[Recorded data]

────

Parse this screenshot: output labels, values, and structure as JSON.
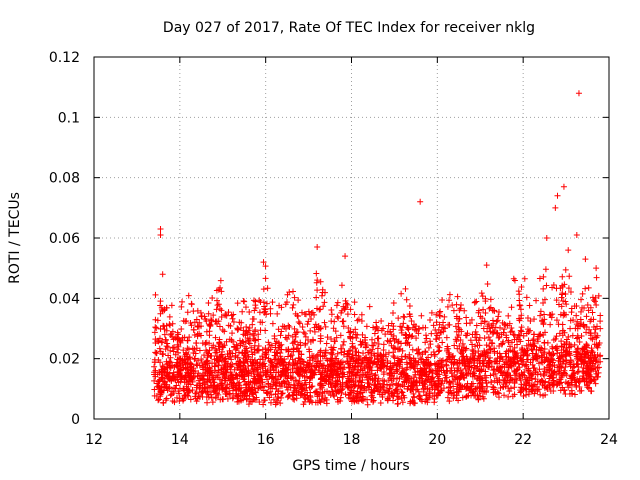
{
  "chart_data": {
    "type": "scatter",
    "title": "Day 027 of 2017, Rate Of TEC Index for receiver nklg",
    "xlabel": "GPS time / hours",
    "ylabel": "ROTI / TECUs",
    "xlim": [
      12,
      24
    ],
    "ylim": [
      0,
      0.12
    ],
    "x_ticks": [
      12,
      14,
      16,
      18,
      20,
      22,
      24
    ],
    "x_tick_labels": [
      "12",
      "14",
      "16",
      "18",
      "20",
      "22",
      "24"
    ],
    "y_ticks": [
      0,
      0.02,
      0.04,
      0.06,
      0.08,
      0.1,
      0.12
    ],
    "y_tick_labels": [
      "0",
      "0.02",
      "0.04",
      "0.06",
      "0.08",
      "0.1",
      "0.12"
    ],
    "grid": true,
    "marker": "+",
    "series": [
      {
        "name": "ROTI",
        "color": "#ff0000",
        "x_range": [
          13.4,
          23.8
        ],
        "typical_range": [
          0.005,
          0.035
        ],
        "notable_points": [
          {
            "x": 13.55,
            "y": 0.063
          },
          {
            "x": 13.55,
            "y": 0.061
          },
          {
            "x": 13.6,
            "y": 0.048
          },
          {
            "x": 15.95,
            "y": 0.052
          },
          {
            "x": 17.2,
            "y": 0.057
          },
          {
            "x": 17.85,
            "y": 0.054
          },
          {
            "x": 19.6,
            "y": 0.072
          },
          {
            "x": 21.15,
            "y": 0.051
          },
          {
            "x": 22.55,
            "y": 0.06
          },
          {
            "x": 22.8,
            "y": 0.074
          },
          {
            "x": 22.75,
            "y": 0.07
          },
          {
            "x": 22.95,
            "y": 0.077
          },
          {
            "x": 23.05,
            "y": 0.056
          },
          {
            "x": 23.3,
            "y": 0.108
          },
          {
            "x": 23.25,
            "y": 0.061
          },
          {
            "x": 23.7,
            "y": 0.05
          },
          {
            "x": 23.45,
            "y": 0.053
          }
        ]
      }
    ]
  }
}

────

» Aim: Omit every picture, then repeat the remaining data exactly as it appears above.

» Full response:
Parse this screenshot: output labels, values, and structure as JSON.
{
  "chart_data": {
    "type": "scatter",
    "title": "Day 027 of 2017, Rate Of TEC Index for receiver nklg",
    "xlabel": "GPS time / hours",
    "ylabel": "ROTI / TECUs",
    "xlim": [
      12,
      24
    ],
    "ylim": [
      0,
      0.12
    ],
    "x_ticks": [
      12,
      14,
      16,
      18,
      20,
      22,
      24
    ],
    "x_tick_labels": [
      "12",
      "14",
      "16",
      "18",
      "20",
      "22",
      "24"
    ],
    "y_ticks": [
      0,
      0.02,
      0.04,
      0.06,
      0.08,
      0.1,
      0.12
    ],
    "y_tick_labels": [
      "0",
      "0.02",
      "0.04",
      "0.06",
      "0.08",
      "0.1",
      "0.12"
    ],
    "grid": true,
    "marker": "+",
    "series": [
      {
        "name": "ROTI",
        "color": "#ff0000",
        "x_range": [
          13.4,
          23.8
        ],
        "typical_range": [
          0.005,
          0.035
        ],
        "notable_points": [
          {
            "x": 13.55,
            "y": 0.063
          },
          {
            "x": 13.55,
            "y": 0.061
          },
          {
            "x": 13.6,
            "y": 0.048
          },
          {
            "x": 15.95,
            "y": 0.052
          },
          {
            "x": 17.2,
            "y": 0.057
          },
          {
            "x": 17.85,
            "y": 0.054
          },
          {
            "x": 19.6,
            "y": 0.072
          },
          {
            "x": 21.15,
            "y": 0.051
          },
          {
            "x": 22.55,
            "y": 0.06
          },
          {
            "x": 22.8,
            "y": 0.074
          },
          {
            "x": 22.75,
            "y": 0.07
          },
          {
            "x": 22.95,
            "y": 0.077
          },
          {
            "x": 23.05,
            "y": 0.056
          },
          {
            "x": 23.3,
            "y": 0.108
          },
          {
            "x": 23.25,
            "y": 0.061
          },
          {
            "x": 23.7,
            "y": 0.05
          },
          {
            "x": 23.45,
            "y": 0.053
          }
        ]
      }
    ]
  }
}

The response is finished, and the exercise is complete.